START Data for processing

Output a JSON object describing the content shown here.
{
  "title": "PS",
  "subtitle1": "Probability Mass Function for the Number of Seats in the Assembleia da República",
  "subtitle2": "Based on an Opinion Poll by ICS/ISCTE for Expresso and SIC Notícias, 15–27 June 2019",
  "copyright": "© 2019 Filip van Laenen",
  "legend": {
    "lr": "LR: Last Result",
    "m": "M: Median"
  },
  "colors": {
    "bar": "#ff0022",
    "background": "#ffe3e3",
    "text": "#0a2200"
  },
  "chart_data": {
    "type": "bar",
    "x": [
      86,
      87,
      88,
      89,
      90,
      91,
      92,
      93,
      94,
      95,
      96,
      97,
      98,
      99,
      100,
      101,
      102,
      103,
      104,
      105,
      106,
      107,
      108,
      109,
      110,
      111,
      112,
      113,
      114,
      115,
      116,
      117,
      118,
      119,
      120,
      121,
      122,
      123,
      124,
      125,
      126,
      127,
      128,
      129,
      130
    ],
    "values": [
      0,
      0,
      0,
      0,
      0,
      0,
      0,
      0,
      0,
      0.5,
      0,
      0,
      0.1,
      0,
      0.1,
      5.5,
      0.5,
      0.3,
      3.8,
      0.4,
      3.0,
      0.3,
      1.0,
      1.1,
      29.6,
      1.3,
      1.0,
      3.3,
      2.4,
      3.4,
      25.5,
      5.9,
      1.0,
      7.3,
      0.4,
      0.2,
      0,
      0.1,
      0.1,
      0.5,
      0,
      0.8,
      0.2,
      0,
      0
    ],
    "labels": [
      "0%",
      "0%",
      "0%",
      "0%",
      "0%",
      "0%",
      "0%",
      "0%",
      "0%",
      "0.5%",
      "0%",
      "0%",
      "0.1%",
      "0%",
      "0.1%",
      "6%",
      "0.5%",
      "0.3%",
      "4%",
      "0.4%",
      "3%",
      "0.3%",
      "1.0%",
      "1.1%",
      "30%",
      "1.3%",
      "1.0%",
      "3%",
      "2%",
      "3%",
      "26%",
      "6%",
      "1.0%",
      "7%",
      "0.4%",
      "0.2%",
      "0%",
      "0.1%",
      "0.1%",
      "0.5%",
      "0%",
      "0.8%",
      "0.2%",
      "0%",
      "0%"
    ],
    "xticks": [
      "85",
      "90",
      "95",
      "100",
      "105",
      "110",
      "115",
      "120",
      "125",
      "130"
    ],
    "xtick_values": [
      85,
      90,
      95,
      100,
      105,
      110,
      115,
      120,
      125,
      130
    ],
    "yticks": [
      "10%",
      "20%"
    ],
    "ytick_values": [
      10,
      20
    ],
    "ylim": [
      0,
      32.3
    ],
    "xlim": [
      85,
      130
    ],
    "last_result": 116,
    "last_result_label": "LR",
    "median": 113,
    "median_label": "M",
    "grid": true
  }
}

END Data for processing

Written instruction:
Return each entry from above without altering a single character.

Output below:
Output a JSON object describing the content shown here.
{
  "title": "PS",
  "subtitle1": "Probability Mass Function for the Number of Seats in the Assembleia da República",
  "subtitle2": "Based on an Opinion Poll by ICS/ISCTE for Expresso and SIC Notícias, 15–27 June 2019",
  "copyright": "© 2019 Filip van Laenen",
  "legend": {
    "lr": "LR: Last Result",
    "m": "M: Median"
  },
  "colors": {
    "bar": "#ff0022",
    "background": "#ffe3e3",
    "text": "#0a2200"
  },
  "chart_data": {
    "type": "bar",
    "x": [
      86,
      87,
      88,
      89,
      90,
      91,
      92,
      93,
      94,
      95,
      96,
      97,
      98,
      99,
      100,
      101,
      102,
      103,
      104,
      105,
      106,
      107,
      108,
      109,
      110,
      111,
      112,
      113,
      114,
      115,
      116,
      117,
      118,
      119,
      120,
      121,
      122,
      123,
      124,
      125,
      126,
      127,
      128,
      129,
      130
    ],
    "values": [
      0,
      0,
      0,
      0,
      0,
      0,
      0,
      0,
      0,
      0.5,
      0,
      0,
      0.1,
      0,
      0.1,
      5.5,
      0.5,
      0.3,
      3.8,
      0.4,
      3.0,
      0.3,
      1.0,
      1.1,
      29.6,
      1.3,
      1.0,
      3.3,
      2.4,
      3.4,
      25.5,
      5.9,
      1.0,
      7.3,
      0.4,
      0.2,
      0,
      0.1,
      0.1,
      0.5,
      0,
      0.8,
      0.2,
      0,
      0
    ],
    "labels": [
      "0%",
      "0%",
      "0%",
      "0%",
      "0%",
      "0%",
      "0%",
      "0%",
      "0%",
      "0.5%",
      "0%",
      "0%",
      "0.1%",
      "0%",
      "0.1%",
      "6%",
      "0.5%",
      "0.3%",
      "4%",
      "0.4%",
      "3%",
      "0.3%",
      "1.0%",
      "1.1%",
      "30%",
      "1.3%",
      "1.0%",
      "3%",
      "2%",
      "3%",
      "26%",
      "6%",
      "1.0%",
      "7%",
      "0.4%",
      "0.2%",
      "0%",
      "0.1%",
      "0.1%",
      "0.5%",
      "0%",
      "0.8%",
      "0.2%",
      "0%",
      "0%"
    ],
    "xticks": [
      "85",
      "90",
      "95",
      "100",
      "105",
      "110",
      "115",
      "120",
      "125",
      "130"
    ],
    "xtick_values": [
      85,
      90,
      95,
      100,
      105,
      110,
      115,
      120,
      125,
      130
    ],
    "yticks": [
      "10%",
      "20%"
    ],
    "ytick_values": [
      10,
      20
    ],
    "ylim": [
      0,
      32.3
    ],
    "xlim": [
      85,
      130
    ],
    "last_result": 116,
    "last_result_label": "LR",
    "median": 113,
    "median_label": "M",
    "grid": true
  }
}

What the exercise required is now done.